# Source data
################
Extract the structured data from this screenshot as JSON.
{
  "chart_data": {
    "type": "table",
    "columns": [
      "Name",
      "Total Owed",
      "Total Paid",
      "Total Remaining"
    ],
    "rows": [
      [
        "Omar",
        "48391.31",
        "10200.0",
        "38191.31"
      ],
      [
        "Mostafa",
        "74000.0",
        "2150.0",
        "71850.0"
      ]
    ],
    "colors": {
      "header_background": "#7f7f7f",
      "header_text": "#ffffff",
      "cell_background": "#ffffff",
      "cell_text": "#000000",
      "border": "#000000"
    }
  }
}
################
# Problem requirements
From the records above, extract everything verbatim.

# The reply
Extract the structured data from this screenshot as JSON.
{
  "chart_data": {
    "type": "table",
    "columns": [
      "Name",
      "Total Owed",
      "Total Paid",
      "Total Remaining"
    ],
    "rows": [
      [
        "Omar",
        "48391.31",
        "10200.0",
        "38191.31"
      ],
      [
        "Mostafa",
        "74000.0",
        "2150.0",
        "71850.0"
      ]
    ],
    "colors": {
      "header_background": "#7f7f7f",
      "header_text": "#ffffff",
      "cell_background": "#ffffff",
      "cell_text": "#000000",
      "border": "#000000"
    }
  }
}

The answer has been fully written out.